WRITTEN REQUEST:
Beginning with the line where "What's the underlying" appears, retype every remaining line of the data below, both the first and last included.
— Start of EXTRACTED DATA —
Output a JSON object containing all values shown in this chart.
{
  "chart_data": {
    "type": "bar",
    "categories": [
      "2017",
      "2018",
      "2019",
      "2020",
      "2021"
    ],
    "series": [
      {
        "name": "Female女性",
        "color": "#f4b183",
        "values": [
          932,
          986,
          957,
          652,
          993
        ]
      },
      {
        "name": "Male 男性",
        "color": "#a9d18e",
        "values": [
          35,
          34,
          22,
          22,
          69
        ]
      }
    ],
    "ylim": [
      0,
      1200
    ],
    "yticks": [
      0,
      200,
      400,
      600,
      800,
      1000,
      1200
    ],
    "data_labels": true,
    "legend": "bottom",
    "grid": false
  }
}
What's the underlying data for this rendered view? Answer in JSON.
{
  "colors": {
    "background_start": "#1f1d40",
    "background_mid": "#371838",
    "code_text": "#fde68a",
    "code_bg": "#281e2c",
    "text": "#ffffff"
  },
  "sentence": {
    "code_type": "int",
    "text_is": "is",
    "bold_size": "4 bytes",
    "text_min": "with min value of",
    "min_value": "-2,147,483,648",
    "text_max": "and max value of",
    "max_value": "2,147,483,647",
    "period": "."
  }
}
— End of EXTRACTED DATA —
SOLUTION FOR THIS EXERCISE:
What's the underlying data for this rendered view? Answer in JSON.
{
  "colors": {
    "background_start": "#1f1d40",
    "background_mid": "#371838",
    "code_text": "#fde68a",
    "code_bg": "#281e2c",
    "text": "#ffffff"
  },
  "sentence": {
    "code_type": "int",
    "text_is": "is",
    "bold_size": "4 bytes",
    "text_min": "with min value of",
    "min_value": "-2,147,483,648",
    "text_max": "and max value of",
    "max_value": "2,147,483,647",
    "period": "."
  }
}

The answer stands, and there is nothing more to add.